══ GIVEN RECORDS ══

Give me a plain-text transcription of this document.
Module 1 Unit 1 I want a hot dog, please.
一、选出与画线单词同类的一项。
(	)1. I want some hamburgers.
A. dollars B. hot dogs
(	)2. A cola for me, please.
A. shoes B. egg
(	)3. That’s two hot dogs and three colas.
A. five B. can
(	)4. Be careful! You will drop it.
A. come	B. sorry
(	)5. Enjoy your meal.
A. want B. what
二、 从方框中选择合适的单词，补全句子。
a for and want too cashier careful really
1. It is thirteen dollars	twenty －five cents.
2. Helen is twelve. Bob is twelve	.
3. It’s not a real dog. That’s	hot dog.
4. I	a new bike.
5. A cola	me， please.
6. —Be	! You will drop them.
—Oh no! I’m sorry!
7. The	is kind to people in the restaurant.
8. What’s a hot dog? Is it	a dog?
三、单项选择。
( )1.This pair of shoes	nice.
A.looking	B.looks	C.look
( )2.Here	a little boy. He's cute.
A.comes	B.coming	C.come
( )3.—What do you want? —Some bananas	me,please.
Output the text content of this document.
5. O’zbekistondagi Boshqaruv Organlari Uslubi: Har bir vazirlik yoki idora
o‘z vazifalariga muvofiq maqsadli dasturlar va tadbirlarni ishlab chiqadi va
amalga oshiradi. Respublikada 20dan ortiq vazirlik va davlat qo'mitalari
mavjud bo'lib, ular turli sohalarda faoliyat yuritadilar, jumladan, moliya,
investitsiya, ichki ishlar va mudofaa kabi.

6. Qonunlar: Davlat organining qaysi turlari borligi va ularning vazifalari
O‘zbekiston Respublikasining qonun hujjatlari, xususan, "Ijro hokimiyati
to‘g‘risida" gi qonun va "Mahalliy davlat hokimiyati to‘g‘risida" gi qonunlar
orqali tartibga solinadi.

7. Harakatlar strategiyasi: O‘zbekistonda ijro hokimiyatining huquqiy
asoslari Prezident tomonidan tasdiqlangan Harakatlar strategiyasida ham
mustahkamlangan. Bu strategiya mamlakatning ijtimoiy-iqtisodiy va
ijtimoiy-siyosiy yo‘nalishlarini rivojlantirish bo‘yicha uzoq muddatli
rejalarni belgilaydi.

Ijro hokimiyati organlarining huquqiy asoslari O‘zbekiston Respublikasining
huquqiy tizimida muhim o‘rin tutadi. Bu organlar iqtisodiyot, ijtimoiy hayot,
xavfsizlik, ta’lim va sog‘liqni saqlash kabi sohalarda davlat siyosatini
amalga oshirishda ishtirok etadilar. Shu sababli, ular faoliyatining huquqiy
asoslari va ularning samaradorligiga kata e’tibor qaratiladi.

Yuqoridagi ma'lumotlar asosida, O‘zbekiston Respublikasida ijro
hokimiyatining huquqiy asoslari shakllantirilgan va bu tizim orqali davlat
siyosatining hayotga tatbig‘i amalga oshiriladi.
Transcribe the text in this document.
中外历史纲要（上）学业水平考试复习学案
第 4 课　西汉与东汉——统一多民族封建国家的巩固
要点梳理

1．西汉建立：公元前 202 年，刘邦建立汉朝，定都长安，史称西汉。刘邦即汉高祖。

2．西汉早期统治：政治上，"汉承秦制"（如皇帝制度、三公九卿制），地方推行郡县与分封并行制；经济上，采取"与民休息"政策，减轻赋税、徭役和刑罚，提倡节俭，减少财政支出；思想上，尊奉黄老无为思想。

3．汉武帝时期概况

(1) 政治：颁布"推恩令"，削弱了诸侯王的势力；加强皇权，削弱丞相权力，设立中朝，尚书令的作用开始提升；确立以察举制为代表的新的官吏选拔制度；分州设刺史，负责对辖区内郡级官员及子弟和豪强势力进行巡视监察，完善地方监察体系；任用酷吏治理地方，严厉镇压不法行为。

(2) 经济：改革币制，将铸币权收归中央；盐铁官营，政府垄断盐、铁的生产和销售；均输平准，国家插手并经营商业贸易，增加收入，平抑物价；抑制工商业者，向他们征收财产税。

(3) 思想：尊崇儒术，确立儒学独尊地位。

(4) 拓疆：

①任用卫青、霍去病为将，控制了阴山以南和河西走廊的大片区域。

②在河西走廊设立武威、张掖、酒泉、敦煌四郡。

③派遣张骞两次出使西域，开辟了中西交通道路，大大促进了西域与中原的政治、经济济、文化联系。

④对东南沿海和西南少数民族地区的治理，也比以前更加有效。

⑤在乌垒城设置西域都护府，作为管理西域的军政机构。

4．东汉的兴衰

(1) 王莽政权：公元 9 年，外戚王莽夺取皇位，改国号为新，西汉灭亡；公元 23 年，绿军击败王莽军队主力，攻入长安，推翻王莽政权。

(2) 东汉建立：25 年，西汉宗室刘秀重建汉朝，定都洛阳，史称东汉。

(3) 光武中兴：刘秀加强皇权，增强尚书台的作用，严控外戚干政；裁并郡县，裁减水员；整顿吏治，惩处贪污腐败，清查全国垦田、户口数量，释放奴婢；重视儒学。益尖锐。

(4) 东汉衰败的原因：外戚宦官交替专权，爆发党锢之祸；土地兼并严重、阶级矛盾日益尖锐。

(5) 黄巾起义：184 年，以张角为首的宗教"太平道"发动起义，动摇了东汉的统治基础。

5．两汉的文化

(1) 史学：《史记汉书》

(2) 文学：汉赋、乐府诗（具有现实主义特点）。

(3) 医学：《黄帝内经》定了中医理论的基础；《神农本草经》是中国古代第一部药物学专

═══

# [SHORT TASK]
Quote all the records exactly, please, leaving none out.

# [REPLY TO THE EXERCISE]
Give me a plain-text transcription of this document.
Module 1 Unit 1 I want a hot dog, please.
一、选出与画线单词同类的一项。
(	)1. I want some hamburgers.
A. dollars B. hot dogs
(	)2. A cola for me, please.
A. shoes B. egg
(	)3. That’s two hot dogs and three colas.
A. five B. can
(	)4. Be careful! You will drop it.
A. come	B. sorry
(	)5. Enjoy your meal.
A. want B. what
二、 从方框中选择合适的单词，补全句子。
a for and want too cashier careful really
1. It is thirteen dollars	twenty －five cents.
2. Helen is twelve. Bob is twelve	.
3. It’s not a real dog. That’s	hot dog.
4. I	a new bike.
5. A cola	me， please.
6. —Be	! You will drop them.
—Oh no! I’m sorry!
7. The	is kind to people in the restaurant.
8. What’s a hot dog? Is it	a dog?
三、单项选择。
( )1.This pair of shoes	nice.
A.looking	B.looks	C.look
( )2.Here	a little boy. He's cute.
A.comes	B.coming	C.come
( )3.—What do you want? —Some bananas	me,please.
Output the text content of this document.
5. O’zbekistondagi Boshqaruv Organlari Uslubi: Har bir vazirlik yoki idora
o‘z vazifalariga muvofiq maqsadli dasturlar va tadbirlarni ishlab chiqadi va
amalga oshiradi. Respublikada 20dan ortiq vazirlik va davlat qo'mitalari
mavjud bo'lib, ular turli sohalarda faoliyat yuritadilar, jumladan, moliya,
investitsiya, ichki ishlar va mudofaa kabi.

6. Qonunlar: Davlat organining qaysi turlari borligi va ularning vazifalari
O‘zbekiston Respublikasining qonun hujjatlari, xususan, "Ijro hokimiyati
to‘g‘risida" gi qonun va "Mahalliy davlat hokimiyati to‘g‘risida" gi qonunlar
orqali tartibga solinadi.

7. Harakatlar strategiyasi: O‘zbekistonda ijro hokimiyatining huquqiy
asoslari Prezident tomonidan tasdiqlangan Harakatlar strategiyasida ham
mustahkamlangan. Bu strategiya mamlakatning ijtimoiy-iqtisodiy va
ijtimoiy-siyosiy yo‘nalishlarini rivojlantirish bo‘yicha uzoq muddatli
rejalarni belgilaydi.

Ijro hokimiyati organlarining huquqiy asoslari O‘zbekiston Respublikasining
huquqiy tizimida muhim o‘rin tutadi. Bu organlar iqtisodiyot, ijtimoiy hayot,
xavfsizlik, ta’lim va sog‘liqni saqlash kabi sohalarda davlat siyosatini
amalga oshirishda ishtirok etadilar. Shu sababli, ular faoliyatining huquqiy
asoslari va ularning samaradorligiga kata e’tibor qaratiladi.

Yuqoridagi ma'lumotlar asosida, O‘zbekiston Respublikasida ijro
hokimiyatining huquqiy asoslari shakllantirilgan va bu tizim orqali davlat
siyosatining hayotga tatbig‘i amalga oshiriladi.
Transcribe the text in this document.
中外历史纲要（上）学业水平考试复习学案
第 4 课　西汉与东汉——统一多民族封建国家的巩固
要点梳理

1．西汉建立：公元前 202 年，刘邦建立汉朝，定都长安，史称西汉。刘邦即汉高祖。

2．西汉早期统治：政治上，"汉承秦制"（如皇帝制度、三公九卿制），地方推行郡县与分封并行制；经济上，采取"与民休息"政策，减轻赋税、徭役和刑罚，提倡节俭，减少财政支出；思想上，尊奉黄老无为思想。

3．汉武帝时期概况

(1) 政治：颁布"推恩令"，削弱了诸侯王的势力；加强皇权，削弱丞相权力，设立中朝，尚书令的作用开始提升；确立以察举制为代表的新的官吏选拔制度；分州设刺史，负责对辖区内郡级官员及子弟和豪强势力进行巡视监察，完善地方监察体系；任用酷吏治理地方，严厉镇压不法行为。

(2) 经济：改革币制，将铸币权收归中央；盐铁官营，政府垄断盐、铁的生产和销售；均输平准，国家插手并经营商业贸易，增加收入，平抑物价；抑制工商业者，向他们征收财产税。

(3) 思想：尊崇儒术，确立儒学独尊地位。

(4) 拓疆：

①任用卫青、霍去病为将，控制了阴山以南和河西走廊的大片区域。

②在河西走廊设立武威、张掖、酒泉、敦煌四郡。

③派遣张骞两次出使西域，开辟了中西交通道路，大大促进了西域与中原的政治、经济济、文化联系。

④对东南沿海和西南少数民族地区的治理，也比以前更加有效。

⑤在乌垒城设置西域都护府，作为管理西域的军政机构。

4．东汉的兴衰

(1) 王莽政权：公元 9 年，外戚王莽夺取皇位，改国号为新，西汉灭亡；公元 23 年，绿军击败王莽军队主力，攻入长安，推翻王莽政权。

(2) 东汉建立：25 年，西汉宗室刘秀重建汉朝，定都洛阳，史称东汉。

(3) 光武中兴：刘秀加强皇权，增强尚书台的作用，严控外戚干政；裁并郡县，裁减水员；整顿吏治，惩处贪污腐败，清查全国垦田、户口数量，释放奴婢；重视儒学。益尖锐。

(4) 东汉衰败的原因：外戚宦官交替专权，爆发党锢之祸；土地兼并严重、阶级矛盾日益尖锐。

(5) 黄巾起义：184 年，以张角为首的宗教"太平道"发动起义，动摇了东汉的统治基础。

5．两汉的文化

(1) 史学：《史记汉书》

(2) 文学：汉赋、乐府诗（具有现实主义特点）。

(3) 医学：《黄帝内经》定了中医理论的基础；《神农本草经》是中国古代第一部药物学专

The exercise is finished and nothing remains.